**ACTION ITEM:**
The entire listing that follows must be repeated exactly, pictures excluded.

----- MATERIAL FOR THIS TASK -----

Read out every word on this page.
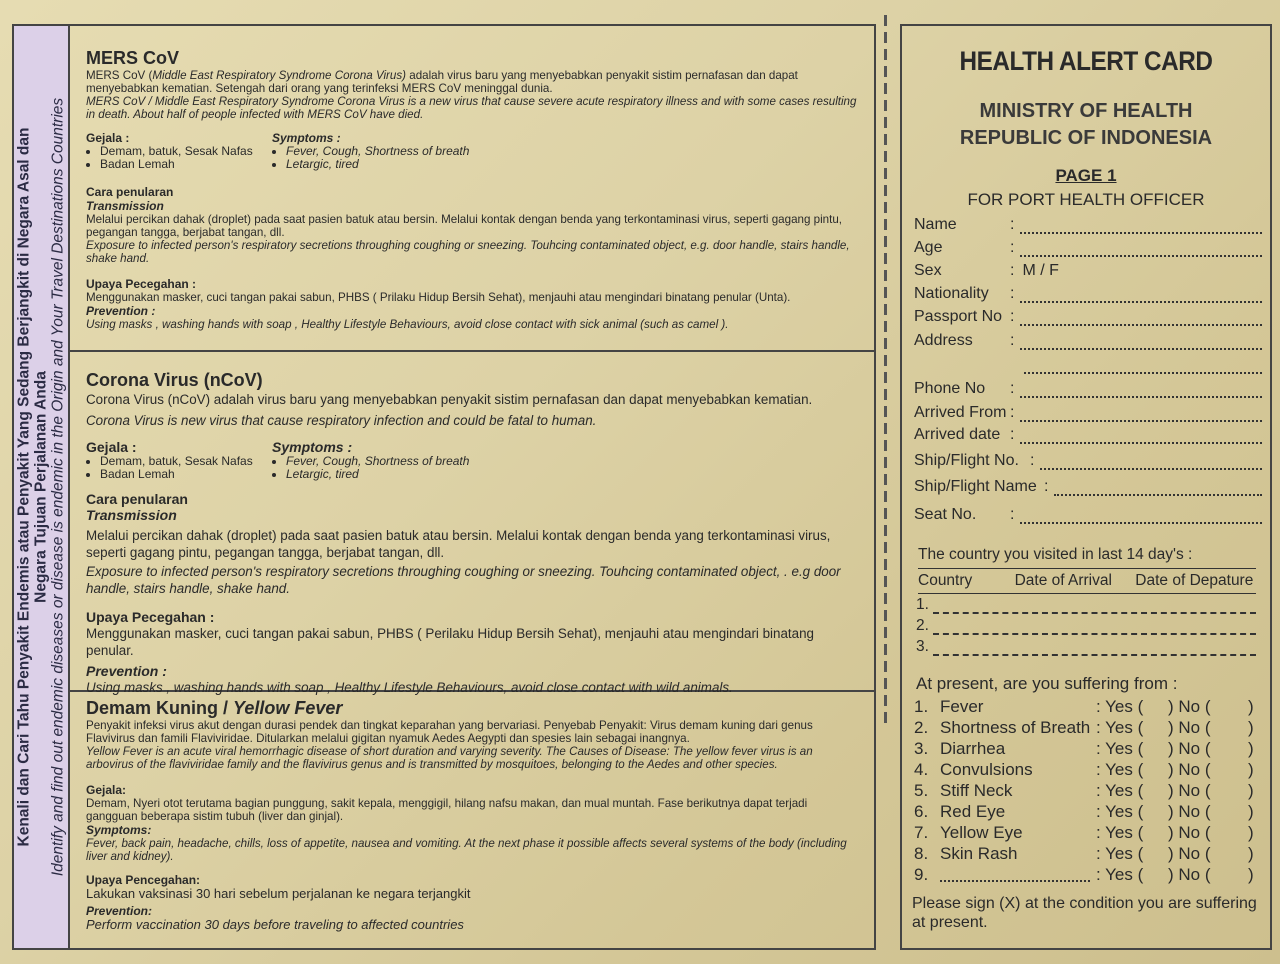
Kenali dan Cari Tahu Penyakit Endemis atau Penyakit Yang Sedang Berjangkit di Negara Asal dan Negara Tujuan Perjalanan Anda Identify and find out endemic diseases or disease is endemic in the Origin and Your Travel Destinations Countries
MERS CoV

MERS CoV (Middle East Respiratory Syndrome Corona Virus) adalah virus baru yang menyebabkan penyakit sistim pernafasan dan dapat menyebabkan kematian. Setengah dari orang yang terinfeksi MERS CoV meninggal dunia.

MERS CoV / Middle East Respiratory Syndrome Corona Virus is a new virus that cause severe acute respiratory illness and with some cases resulting in death. About half of people infected with MERS CoV have died.

Gejala :

• Demam, batuk, Sesak Nafas
• Badan Lemah

Symptoms :

• Fever, Cough, Shortness of breath
• Letargic, tired

Cara penularan

Transmission

Melalui percikan dahak (droplet) pada saat pasien batuk atau bersin. Melalui kontak dengan benda yang terkontaminasi virus, seperti gagang pintu, pegangan tangga, berjabat tangan, dll.

Exposure to infected person's respiratory secretions throughing coughing or sneezing. Touhcing contaminated object, e.g. door handle, stairs handle, shake hand.

Upaya Pecegahan :

Menggunakan masker, cuci tangan pakai sabun, PHBS ( Prilaku Hidup Bersih Sehat), menjauhi atau mengindari binatang penular (Unta).

Prevention :

Using masks , washing hands with soap , Healthy Lifestyle Behaviours, avoid close contact with sick animal (such as camel ).

Corona Virus (nCoV)

Corona Virus (nCoV) adalah virus baru yang menyebabkan penyakit sistim pernafasan dan dapat menyebabkan kematian.

Corona Virus is new virus that cause respiratory infection and could be fatal to human.

Gejala :

• Demam, batuk, Sesak Nafas
• Badan Lemah

Symptoms :

• Fever, Cough, Shortness of breath
• Letargic, tired

Cara penularan

Transmission

Melalui percikan dahak (droplet) pada saat pasien batuk atau bersin. Melalui kontak dengan benda yang terkontaminasi virus, seperti gagang pintu, pegangan tangga, berjabat tangan, dll.

Exposure to infected person's respiratory secretions throughing coughing or sneezing. Touhcing contaminated object, . e.g door handle, stairs handle, shake hand.

Upaya Pecegahan :

Menggunakan masker, cuci tangan pakai sabun, PHBS ( Perilaku Hidup Bersih Sehat), menjauhi atau mengindari binatang penular.

Prevention :

Using masks , washing hands with soap , Healthy Lifestyle Behaviours, avoid close contact with wild animals.

Demam Kuning / Yellow Fever

Penyakit infeksi virus akut dengan durasi pendek dan tingkat keparahan yang bervariasi. Penyebab Penyakit: Virus demam kuning dari genus Flavivirus dan famili Flaviviridae. Ditularkan melalui gigitan nyamuk Aedes Aegypti dan spesies lain sebagai inangnya.

Yellow Fever is an acute viral hemorrhagic disease of short duration and varying severity. The Causes of Disease: The yellow fever virus is an arbovirus of the flaviviridae family and the flavivirus genus and is transmitted by mosquitoes, belonging to the Aedes and other species.

Gejala:

Demam, Nyeri otot terutama bagian punggung, sakit kepala, menggigil, hilang nafsu makan, dan mual muntah. Fase berikutnya dapat terjadi gangguan beberapa sistim tubuh (liver dan ginjal).

Symptoms:

Fever, back pain, headache, chills, loss of appetite, nausea and vomiting. At the next phase it possible affects several systems of the body (including liver and kidney).

Upaya Pencegahan:

Lakukan vaksinasi 30 hari sebelum perjalanan ke negara terjangkit

Prevention:

Perform vaccination 30 days before traveling to affected countries

HEALTH ALERT CARD
MINISTRY OF HEALTH
REPUBLIC OF INDONESIA
PAGE 1
FOR PORT HEALTH OFFICER
Name	:
Age	:
Sex	: M / F
Nationality	:
Passport No :
Address	:
Phone No	:
Arrived From :
Arrived date :
Ship/Flight No. :
Ship/Flight Name :
Seat No.	:
The country you visited in last 14 day's :
Country	Date of Arrival	Date of Depature
1.
2.
3.
At present, are you suffering from :
1. Fever	: Yes (	) No (	)
2. Shortness of Breath : Yes (	) No (	)
3. Diarrhea	: Yes (	) No (	)
4. Convulsions	: Yes (	) No (	)
5. Stiff Neck	: Yes (	) No (	)
6. Red Eye	: Yes (	) No (	)
7. Yellow Eye	: Yes (	) No (	)
8. Skin Rash	: Yes (	) No (	)
9.	: Yes (	) No (	)
Please sign (X) at the condition you are suffering at present.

-----

**ANSWER SECTION:**
Read out every word on this page.
Kenali dan Cari Tahu Penyakit Endemis atau Penyakit Yang Sedang Berjangkit di Negara Asal dan Negara Tujuan Perjalanan Anda Identify and find out endemic diseases or disease is endemic in the Origin and Your Travel Destinations Countries
MERS CoV

MERS CoV (Middle East Respiratory Syndrome Corona Virus) adalah virus baru yang menyebabkan penyakit sistim pernafasan dan dapat menyebabkan kematian. Setengah dari orang yang terinfeksi MERS CoV meninggal dunia.

MERS CoV / Middle East Respiratory Syndrome Corona Virus is a new virus that cause severe acute respiratory illness and with some cases resulting in death. About half of people infected with MERS CoV have died.

Gejala :

• Demam, batuk, Sesak Nafas
• Badan Lemah

Symptoms :

• Fever, Cough, Shortness of breath
• Letargic, tired

Cara penularan

Transmission

Melalui percikan dahak (droplet) pada saat pasien batuk atau bersin. Melalui kontak dengan benda yang terkontaminasi virus, seperti gagang pintu, pegangan tangga, berjabat tangan, dll.

Exposure to infected person's respiratory secretions throughing coughing or sneezing. Touhcing contaminated object, e.g. door handle, stairs handle, shake hand.

Upaya Pecegahan :

Menggunakan masker, cuci tangan pakai sabun, PHBS ( Prilaku Hidup Bersih Sehat), menjauhi atau mengindari binatang penular (Unta).

Prevention :

Using masks , washing hands with soap , Healthy Lifestyle Behaviours, avoid close contact with sick animal (such as camel ).

Corona Virus (nCoV)

Corona Virus (nCoV) adalah virus baru yang menyebabkan penyakit sistim pernafasan dan dapat menyebabkan kematian.

Corona Virus is new virus that cause respiratory infection and could be fatal to human.

Gejala :

• Demam, batuk, Sesak Nafas
• Badan Lemah

Symptoms :

• Fever, Cough, Shortness of breath
• Letargic, tired

Cara penularan

Transmission

Melalui percikan dahak (droplet) pada saat pasien batuk atau bersin. Melalui kontak dengan benda yang terkontaminasi virus, seperti gagang pintu, pegangan tangga, berjabat tangan, dll.

Exposure to infected person's respiratory secretions throughing coughing or sneezing. Touhcing contaminated object, . e.g door handle, stairs handle, shake hand.

Upaya Pecegahan :

Menggunakan masker, cuci tangan pakai sabun, PHBS ( Perilaku Hidup Bersih Sehat), menjauhi atau mengindari binatang penular.

Prevention :

Using masks , washing hands with soap , Healthy Lifestyle Behaviours, avoid close contact with wild animals.

Demam Kuning / Yellow Fever

Penyakit infeksi virus akut dengan durasi pendek dan tingkat keparahan yang bervariasi. Penyebab Penyakit: Virus demam kuning dari genus Flavivirus dan famili Flaviviridae. Ditularkan melalui gigitan nyamuk Aedes Aegypti dan spesies lain sebagai inangnya.

Yellow Fever is an acute viral hemorrhagic disease of short duration and varying severity. The Causes of Disease: The yellow fever virus is an arbovirus of the flaviviridae family and the flavivirus genus and is transmitted by mosquitoes, belonging to the Aedes and other species.

Gejala:

Demam, Nyeri otot terutama bagian punggung, sakit kepala, menggigil, hilang nafsu makan, dan mual muntah. Fase berikutnya dapat terjadi gangguan beberapa sistim tubuh (liver dan ginjal).

Symptoms:

Fever, back pain, headache, chills, loss of appetite, nausea and vomiting. At the next phase it possible affects several systems of the body (including liver and kidney).

Upaya Pencegahan:

Lakukan vaksinasi 30 hari sebelum perjalanan ke negara terjangkit

Prevention:

Perform vaccination 30 days before traveling to affected countries

HEALTH ALERT CARD
MINISTRY OF HEALTH
REPUBLIC OF INDONESIA
PAGE 1
FOR PORT HEALTH OFFICER
Name	:
Age	:
Sex	: M / F
Nationality	:
Passport No :
Address	:
Phone No	:
Arrived From :
Arrived date :
Ship/Flight No. :
Ship/Flight Name :
Seat No.	:
The country you visited in last 14 day's :
Country	Date of Arrival	Date of Depature
1.
2.
3.
At present, are you suffering from :
1. Fever	: Yes (	) No (	)
2. Shortness of Breath : Yes (	) No (	)
3. Diarrhea	: Yes (	) No (	)
4. Convulsions	: Yes (	) No (	)
5. Stiff Neck	: Yes (	) No (	)
6. Red Eye	: Yes (	) No (	)
7. Yellow Eye	: Yes (	) No (	)
8. Skin Rash	: Yes (	) No (	)
9.	: Yes (	) No (	)
Please sign (X) at the condition you are suffering at present.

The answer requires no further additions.